§ **WHAT YOU NEED TO DO**: Find the lines containing the word "YADATI" and copy every one of them.

§ **RECORDS FOR PROCESSING**:
*****
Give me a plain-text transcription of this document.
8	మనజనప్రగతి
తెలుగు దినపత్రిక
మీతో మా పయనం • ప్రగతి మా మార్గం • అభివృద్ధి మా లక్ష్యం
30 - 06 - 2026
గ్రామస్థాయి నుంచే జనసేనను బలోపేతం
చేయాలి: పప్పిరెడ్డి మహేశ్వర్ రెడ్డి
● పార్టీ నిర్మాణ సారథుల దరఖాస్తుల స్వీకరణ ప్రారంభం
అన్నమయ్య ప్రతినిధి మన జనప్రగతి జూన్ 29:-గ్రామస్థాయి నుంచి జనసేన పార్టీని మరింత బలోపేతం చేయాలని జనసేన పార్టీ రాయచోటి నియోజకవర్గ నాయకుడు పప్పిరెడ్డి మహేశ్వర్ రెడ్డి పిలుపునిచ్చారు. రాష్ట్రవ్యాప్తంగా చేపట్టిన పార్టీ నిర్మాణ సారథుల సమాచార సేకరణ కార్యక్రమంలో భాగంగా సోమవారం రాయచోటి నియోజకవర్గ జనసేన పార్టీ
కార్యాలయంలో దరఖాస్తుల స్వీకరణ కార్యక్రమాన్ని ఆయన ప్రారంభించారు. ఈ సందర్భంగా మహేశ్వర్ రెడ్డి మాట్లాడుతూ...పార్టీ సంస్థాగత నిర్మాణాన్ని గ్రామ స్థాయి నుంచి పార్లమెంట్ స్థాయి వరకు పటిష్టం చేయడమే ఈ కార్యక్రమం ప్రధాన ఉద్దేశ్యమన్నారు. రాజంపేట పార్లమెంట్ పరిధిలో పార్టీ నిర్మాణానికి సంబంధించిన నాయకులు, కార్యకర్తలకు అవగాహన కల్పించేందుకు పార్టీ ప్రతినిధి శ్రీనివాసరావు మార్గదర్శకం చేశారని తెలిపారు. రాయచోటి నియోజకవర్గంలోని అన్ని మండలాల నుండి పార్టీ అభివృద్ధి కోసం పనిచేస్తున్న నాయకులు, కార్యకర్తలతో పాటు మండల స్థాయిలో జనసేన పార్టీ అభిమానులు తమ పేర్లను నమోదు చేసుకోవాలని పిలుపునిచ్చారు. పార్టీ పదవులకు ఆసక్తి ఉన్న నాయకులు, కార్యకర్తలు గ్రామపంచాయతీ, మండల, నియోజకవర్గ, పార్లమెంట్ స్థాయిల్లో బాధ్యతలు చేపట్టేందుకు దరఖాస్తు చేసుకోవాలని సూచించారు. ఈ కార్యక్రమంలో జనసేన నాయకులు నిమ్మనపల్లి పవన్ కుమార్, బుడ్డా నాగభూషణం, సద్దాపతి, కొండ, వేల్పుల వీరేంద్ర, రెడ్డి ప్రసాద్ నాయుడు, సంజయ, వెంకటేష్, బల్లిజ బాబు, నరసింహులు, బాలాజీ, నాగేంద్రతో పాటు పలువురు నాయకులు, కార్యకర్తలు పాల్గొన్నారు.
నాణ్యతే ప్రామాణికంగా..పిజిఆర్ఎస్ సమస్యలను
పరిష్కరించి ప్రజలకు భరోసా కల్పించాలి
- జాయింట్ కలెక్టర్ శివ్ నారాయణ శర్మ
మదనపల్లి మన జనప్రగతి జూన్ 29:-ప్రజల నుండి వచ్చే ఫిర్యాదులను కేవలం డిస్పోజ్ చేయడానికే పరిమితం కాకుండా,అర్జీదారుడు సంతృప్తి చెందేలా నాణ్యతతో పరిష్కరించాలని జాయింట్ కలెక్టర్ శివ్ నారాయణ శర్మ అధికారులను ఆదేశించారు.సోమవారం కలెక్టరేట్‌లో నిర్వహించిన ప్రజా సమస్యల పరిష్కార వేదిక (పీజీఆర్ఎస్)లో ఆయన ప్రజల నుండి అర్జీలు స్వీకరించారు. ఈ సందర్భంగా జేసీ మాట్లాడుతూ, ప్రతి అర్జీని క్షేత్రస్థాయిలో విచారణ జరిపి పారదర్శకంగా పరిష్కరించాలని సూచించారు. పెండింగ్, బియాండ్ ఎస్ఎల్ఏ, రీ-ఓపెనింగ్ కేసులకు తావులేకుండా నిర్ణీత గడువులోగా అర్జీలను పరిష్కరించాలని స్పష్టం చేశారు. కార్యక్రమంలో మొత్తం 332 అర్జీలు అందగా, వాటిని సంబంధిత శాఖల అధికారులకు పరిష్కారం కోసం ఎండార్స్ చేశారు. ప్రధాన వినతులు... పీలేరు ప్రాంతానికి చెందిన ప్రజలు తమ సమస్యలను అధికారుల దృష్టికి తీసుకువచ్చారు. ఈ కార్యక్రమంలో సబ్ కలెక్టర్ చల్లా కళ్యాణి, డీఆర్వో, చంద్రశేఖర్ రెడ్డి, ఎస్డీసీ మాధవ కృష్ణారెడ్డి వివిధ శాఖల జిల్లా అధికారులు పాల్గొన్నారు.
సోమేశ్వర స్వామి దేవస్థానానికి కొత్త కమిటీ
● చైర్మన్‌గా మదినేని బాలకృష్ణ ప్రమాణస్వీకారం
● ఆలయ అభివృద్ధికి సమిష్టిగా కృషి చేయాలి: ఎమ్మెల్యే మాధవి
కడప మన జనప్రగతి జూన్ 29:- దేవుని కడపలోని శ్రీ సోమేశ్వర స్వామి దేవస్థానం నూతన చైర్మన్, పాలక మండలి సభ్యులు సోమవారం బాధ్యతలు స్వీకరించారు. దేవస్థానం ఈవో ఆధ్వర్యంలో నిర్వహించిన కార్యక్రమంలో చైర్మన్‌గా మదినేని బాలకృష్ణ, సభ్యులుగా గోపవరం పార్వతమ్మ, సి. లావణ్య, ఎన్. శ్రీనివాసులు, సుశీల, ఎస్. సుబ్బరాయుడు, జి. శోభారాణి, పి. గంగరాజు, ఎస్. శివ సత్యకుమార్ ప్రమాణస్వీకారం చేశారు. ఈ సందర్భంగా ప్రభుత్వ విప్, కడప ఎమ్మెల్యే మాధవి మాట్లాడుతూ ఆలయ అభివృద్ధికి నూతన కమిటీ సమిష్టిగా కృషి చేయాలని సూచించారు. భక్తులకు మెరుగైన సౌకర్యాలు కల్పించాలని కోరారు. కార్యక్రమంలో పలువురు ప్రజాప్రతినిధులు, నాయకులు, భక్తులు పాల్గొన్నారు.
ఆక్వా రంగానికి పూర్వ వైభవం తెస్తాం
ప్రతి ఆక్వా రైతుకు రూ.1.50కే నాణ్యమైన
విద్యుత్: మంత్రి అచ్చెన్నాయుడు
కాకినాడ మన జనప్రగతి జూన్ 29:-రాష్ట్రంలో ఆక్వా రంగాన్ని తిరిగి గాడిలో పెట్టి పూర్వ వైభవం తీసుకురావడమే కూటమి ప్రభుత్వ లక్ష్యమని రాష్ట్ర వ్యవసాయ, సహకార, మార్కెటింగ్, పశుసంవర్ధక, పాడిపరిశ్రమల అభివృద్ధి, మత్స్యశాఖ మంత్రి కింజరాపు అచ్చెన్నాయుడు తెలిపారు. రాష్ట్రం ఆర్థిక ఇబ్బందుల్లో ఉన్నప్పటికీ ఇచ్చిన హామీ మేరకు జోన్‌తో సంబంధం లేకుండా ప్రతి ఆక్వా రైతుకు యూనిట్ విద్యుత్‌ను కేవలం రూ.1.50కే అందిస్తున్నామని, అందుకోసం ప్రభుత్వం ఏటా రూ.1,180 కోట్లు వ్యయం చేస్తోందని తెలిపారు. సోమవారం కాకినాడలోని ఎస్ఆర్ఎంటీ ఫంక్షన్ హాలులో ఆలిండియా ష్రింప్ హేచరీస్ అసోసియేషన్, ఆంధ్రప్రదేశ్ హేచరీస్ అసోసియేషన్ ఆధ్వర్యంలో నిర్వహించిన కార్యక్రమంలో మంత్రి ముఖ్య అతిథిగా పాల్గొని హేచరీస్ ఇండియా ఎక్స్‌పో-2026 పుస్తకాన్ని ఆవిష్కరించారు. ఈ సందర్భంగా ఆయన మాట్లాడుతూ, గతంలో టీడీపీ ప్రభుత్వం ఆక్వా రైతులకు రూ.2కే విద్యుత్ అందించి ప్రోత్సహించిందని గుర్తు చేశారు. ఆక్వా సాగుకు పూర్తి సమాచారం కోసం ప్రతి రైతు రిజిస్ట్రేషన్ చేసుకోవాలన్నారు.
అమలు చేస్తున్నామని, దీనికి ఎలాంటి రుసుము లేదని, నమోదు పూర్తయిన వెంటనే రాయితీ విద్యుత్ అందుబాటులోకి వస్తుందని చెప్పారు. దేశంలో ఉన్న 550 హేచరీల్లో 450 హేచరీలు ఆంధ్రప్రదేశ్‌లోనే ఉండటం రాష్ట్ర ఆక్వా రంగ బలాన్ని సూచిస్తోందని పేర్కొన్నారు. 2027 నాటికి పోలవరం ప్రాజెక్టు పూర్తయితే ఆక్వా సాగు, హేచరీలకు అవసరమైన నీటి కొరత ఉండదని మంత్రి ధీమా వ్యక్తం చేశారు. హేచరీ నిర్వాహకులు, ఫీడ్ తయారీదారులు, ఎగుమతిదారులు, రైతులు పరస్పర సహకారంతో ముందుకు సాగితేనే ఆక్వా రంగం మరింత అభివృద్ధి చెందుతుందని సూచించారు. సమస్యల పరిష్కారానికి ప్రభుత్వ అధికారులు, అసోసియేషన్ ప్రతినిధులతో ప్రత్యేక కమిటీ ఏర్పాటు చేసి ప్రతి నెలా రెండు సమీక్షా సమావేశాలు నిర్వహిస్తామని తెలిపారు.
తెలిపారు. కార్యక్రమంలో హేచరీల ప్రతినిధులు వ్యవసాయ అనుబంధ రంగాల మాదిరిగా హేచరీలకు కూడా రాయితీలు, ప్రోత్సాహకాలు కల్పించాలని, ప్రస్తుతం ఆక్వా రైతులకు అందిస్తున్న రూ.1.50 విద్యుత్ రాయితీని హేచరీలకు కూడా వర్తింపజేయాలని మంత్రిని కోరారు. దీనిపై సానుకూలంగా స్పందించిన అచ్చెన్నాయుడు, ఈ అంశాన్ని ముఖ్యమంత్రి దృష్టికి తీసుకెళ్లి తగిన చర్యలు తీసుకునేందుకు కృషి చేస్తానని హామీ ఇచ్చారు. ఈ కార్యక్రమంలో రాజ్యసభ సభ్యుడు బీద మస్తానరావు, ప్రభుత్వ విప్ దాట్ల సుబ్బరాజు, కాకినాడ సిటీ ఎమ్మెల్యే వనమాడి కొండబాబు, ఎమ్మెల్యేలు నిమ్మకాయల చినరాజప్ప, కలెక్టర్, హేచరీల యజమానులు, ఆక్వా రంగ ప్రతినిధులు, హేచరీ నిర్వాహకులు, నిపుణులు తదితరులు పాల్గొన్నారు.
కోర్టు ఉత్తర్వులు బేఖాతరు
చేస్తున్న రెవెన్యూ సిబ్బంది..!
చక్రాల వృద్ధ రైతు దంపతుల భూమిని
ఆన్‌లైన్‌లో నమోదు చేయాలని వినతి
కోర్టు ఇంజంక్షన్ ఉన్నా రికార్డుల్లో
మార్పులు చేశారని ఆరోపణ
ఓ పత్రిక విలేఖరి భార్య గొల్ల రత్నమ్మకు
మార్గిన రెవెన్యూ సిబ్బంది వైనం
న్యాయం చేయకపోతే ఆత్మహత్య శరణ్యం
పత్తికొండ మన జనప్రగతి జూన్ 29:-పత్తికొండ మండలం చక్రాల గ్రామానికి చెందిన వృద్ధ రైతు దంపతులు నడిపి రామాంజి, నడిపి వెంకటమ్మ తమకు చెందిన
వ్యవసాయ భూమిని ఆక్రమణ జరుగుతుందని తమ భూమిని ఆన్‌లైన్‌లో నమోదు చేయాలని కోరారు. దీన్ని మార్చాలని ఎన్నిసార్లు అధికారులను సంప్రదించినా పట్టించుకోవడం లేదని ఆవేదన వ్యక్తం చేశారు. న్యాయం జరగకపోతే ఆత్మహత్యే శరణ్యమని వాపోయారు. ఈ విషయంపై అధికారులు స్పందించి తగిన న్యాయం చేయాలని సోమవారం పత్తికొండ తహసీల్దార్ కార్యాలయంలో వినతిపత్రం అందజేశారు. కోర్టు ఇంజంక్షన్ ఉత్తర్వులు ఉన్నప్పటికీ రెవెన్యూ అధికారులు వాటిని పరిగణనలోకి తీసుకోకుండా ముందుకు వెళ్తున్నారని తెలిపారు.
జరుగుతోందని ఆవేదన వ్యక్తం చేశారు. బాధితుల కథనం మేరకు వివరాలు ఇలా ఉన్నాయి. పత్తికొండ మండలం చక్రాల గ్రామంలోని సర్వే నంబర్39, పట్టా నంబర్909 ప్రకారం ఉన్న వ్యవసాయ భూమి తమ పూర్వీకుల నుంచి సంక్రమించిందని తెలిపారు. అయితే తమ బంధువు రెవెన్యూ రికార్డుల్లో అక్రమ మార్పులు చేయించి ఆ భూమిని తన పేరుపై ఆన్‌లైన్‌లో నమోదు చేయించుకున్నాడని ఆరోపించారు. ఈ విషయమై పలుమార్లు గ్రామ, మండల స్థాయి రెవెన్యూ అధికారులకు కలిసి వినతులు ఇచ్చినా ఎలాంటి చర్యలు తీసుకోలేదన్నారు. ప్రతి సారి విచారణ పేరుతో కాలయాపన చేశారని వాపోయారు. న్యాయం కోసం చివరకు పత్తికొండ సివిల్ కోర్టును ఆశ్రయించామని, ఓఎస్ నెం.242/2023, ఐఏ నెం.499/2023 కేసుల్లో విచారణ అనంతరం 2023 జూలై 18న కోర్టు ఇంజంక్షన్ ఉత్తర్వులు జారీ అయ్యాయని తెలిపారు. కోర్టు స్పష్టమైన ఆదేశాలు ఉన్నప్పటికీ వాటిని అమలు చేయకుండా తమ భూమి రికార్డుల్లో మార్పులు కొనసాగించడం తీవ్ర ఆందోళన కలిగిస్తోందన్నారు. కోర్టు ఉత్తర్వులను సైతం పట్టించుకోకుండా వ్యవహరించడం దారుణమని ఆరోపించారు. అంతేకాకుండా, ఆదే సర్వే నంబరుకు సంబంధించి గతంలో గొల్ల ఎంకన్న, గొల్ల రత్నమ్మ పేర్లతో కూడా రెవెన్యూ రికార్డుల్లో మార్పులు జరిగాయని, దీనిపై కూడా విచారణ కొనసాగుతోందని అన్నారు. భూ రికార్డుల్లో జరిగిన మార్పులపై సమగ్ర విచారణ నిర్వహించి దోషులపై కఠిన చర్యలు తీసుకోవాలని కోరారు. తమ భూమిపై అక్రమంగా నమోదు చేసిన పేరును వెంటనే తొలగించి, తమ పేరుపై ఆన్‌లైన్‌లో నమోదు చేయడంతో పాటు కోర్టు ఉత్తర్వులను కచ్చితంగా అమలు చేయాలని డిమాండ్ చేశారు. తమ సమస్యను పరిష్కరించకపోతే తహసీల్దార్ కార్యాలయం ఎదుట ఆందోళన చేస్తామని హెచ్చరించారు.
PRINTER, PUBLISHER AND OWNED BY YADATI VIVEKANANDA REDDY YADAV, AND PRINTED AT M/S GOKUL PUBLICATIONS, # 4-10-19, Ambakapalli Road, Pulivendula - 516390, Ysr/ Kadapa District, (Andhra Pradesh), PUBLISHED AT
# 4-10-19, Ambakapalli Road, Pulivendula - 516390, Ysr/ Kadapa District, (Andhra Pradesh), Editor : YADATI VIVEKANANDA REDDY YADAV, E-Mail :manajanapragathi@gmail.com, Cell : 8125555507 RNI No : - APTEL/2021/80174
*****
§ **EXERCISE RESPONSE**:
PRINTER, PUBLISHER AND OWNED BY YADATI VIVEKANANDA REDDY YADAV, AND PRINTED AT M/S GOKUL PUBLICATIONS, # 4-10-19, Ambakapalli Road, Pulivendula - 516390, Ysr/ Kadapa District, (Andhra Pradesh), PUBLISHED AT
# 4-10-19, Ambakapalli Road, Pulivendula - 516390, Ysr/ Kadapa District, (Andhra Pradesh), Editor : YADATI VIVEKANANDA REDDY YADAV, E-Mail :manajanapragathi@gmail.com, Cell : 8125555507 RNI No : - APTEL/2021/80174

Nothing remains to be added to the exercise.